# [Exercise prompt]
Please give the listing again in its entirety, exactly as written.

Items listed in a dataset
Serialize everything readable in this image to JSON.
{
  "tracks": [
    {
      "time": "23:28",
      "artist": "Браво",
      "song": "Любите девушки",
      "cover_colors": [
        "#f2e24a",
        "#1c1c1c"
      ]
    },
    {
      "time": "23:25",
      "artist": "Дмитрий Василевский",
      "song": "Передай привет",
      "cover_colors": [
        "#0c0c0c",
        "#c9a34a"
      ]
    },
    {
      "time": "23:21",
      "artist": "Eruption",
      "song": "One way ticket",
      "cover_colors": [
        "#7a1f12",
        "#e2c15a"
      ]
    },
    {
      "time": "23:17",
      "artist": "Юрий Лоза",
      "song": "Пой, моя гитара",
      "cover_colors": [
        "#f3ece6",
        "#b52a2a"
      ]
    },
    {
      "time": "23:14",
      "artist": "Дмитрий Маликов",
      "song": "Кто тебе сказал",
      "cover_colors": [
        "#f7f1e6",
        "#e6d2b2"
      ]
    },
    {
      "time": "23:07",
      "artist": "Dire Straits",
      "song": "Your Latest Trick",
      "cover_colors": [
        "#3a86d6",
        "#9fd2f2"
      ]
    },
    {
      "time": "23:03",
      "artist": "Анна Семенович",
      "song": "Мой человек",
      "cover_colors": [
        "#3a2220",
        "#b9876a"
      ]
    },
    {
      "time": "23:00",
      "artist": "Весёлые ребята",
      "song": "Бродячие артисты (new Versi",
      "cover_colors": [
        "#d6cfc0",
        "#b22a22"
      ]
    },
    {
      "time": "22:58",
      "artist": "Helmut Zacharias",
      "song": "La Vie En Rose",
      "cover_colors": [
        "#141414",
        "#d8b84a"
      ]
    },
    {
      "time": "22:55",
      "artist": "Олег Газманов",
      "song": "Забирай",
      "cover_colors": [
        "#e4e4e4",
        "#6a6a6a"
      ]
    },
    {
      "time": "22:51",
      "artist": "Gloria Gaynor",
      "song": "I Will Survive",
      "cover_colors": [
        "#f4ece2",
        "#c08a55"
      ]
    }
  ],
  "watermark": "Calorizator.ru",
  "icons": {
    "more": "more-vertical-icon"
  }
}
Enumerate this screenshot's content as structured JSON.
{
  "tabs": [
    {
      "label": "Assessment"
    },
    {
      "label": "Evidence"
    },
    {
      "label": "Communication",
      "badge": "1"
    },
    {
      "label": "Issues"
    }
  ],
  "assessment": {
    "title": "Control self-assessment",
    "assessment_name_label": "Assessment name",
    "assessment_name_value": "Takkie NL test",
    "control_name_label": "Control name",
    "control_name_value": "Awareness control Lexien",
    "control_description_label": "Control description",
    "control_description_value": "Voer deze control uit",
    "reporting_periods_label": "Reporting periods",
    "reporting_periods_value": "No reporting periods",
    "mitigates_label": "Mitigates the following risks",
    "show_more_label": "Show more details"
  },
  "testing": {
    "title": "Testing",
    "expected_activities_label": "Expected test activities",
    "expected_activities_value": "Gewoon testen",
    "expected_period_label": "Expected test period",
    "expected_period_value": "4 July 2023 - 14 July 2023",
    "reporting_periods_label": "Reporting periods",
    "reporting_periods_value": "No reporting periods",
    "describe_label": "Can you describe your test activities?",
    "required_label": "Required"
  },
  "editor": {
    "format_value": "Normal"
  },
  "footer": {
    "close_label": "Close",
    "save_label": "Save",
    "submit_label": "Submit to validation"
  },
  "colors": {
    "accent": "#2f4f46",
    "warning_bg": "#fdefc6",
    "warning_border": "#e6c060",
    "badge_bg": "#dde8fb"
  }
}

# [Response to this exercise]
Serialize everything readable in this image to JSON.
{
  "tracks": [
    {
      "time": "23:28",
      "artist": "Браво",
      "song": "Любите девушки",
      "cover_colors": [
        "#f2e24a",
        "#1c1c1c"
      ]
    },
    {
      "time": "23:25",
      "artist": "Дмитрий Василевский",
      "song": "Передай привет",
      "cover_colors": [
        "#0c0c0c",
        "#c9a34a"
      ]
    },
    {
      "time": "23:21",
      "artist": "Eruption",
      "song": "One way ticket",
      "cover_colors": [
        "#7a1f12",
        "#e2c15a"
      ]
    },
    {
      "time": "23:17",
      "artist": "Юрий Лоза",
      "song": "Пой, моя гитара",
      "cover_colors": [
        "#f3ece6",
        "#b52a2a"
      ]
    },
    {
      "time": "23:14",
      "artist": "Дмитрий Маликов",
      "song": "Кто тебе сказал",
      "cover_colors": [
        "#f7f1e6",
        "#e6d2b2"
      ]
    },
    {
      "time": "23:07",
      "artist": "Dire Straits",
      "song": "Your Latest Trick",
      "cover_colors": [
        "#3a86d6",
        "#9fd2f2"
      ]
    },
    {
      "time": "23:03",
      "artist": "Анна Семенович",
      "song": "Мой человек",
      "cover_colors": [
        "#3a2220",
        "#b9876a"
      ]
    },
    {
      "time": "23:00",
      "artist": "Весёлые ребята",
      "song": "Бродячие артисты (new Versi",
      "cover_colors": [
        "#d6cfc0",
        "#b22a22"
      ]
    },
    {
      "time": "22:58",
      "artist": "Helmut Zacharias",
      "song": "La Vie En Rose",
      "cover_colors": [
        "#141414",
        "#d8b84a"
      ]
    },
    {
      "time": "22:55",
      "artist": "Олег Газманов",
      "song": "Забирай",
      "cover_colors": [
        "#e4e4e4",
        "#6a6a6a"
      ]
    },
    {
      "time": "22:51",
      "artist": "Gloria Gaynor",
      "song": "I Will Survive",
      "cover_colors": [
        "#f4ece2",
        "#c08a55"
      ]
    }
  ],
  "watermark": "Calorizator.ru",
  "icons": {
    "more": "more-vertical-icon"
  }
}
Enumerate this screenshot's content as structured JSON.
{
  "tabs": [
    {
      "label": "Assessment"
    },
    {
      "label": "Evidence"
    },
    {
      "label": "Communication",
      "badge": "1"
    },
    {
      "label": "Issues"
    }
  ],
  "assessment": {
    "title": "Control self-assessment",
    "assessment_name_label": "Assessment name",
    "assessment_name_value": "Takkie NL test",
    "control_name_label": "Control name",
    "control_name_value": "Awareness control Lexien",
    "control_description_label": "Control description",
    "control_description_value": "Voer deze control uit",
    "reporting_periods_label": "Reporting periods",
    "reporting_periods_value": "No reporting periods",
    "mitigates_label": "Mitigates the following risks",
    "show_more_label": "Show more details"
  },
  "testing": {
    "title": "Testing",
    "expected_activities_label": "Expected test activities",
    "expected_activities_value": "Gewoon testen",
    "expected_period_label": "Expected test period",
    "expected_period_value": "4 July 2023 - 14 July 2023",
    "reporting_periods_label": "Reporting periods",
    "reporting_periods_value": "No reporting periods",
    "describe_label": "Can you describe your test activities?",
    "required_label": "Required"
  },
  "editor": {
    "format_value": "Normal"
  },
  "footer": {
    "close_label": "Close",
    "save_label": "Save",
    "submit_label": "Submit to validation"
  },
  "colors": {
    "accent": "#2f4f46",
    "warning_bg": "#fdefc6",
    "warning_border": "#e6c060",
    "badge_bg": "#dde8fb"
  }
}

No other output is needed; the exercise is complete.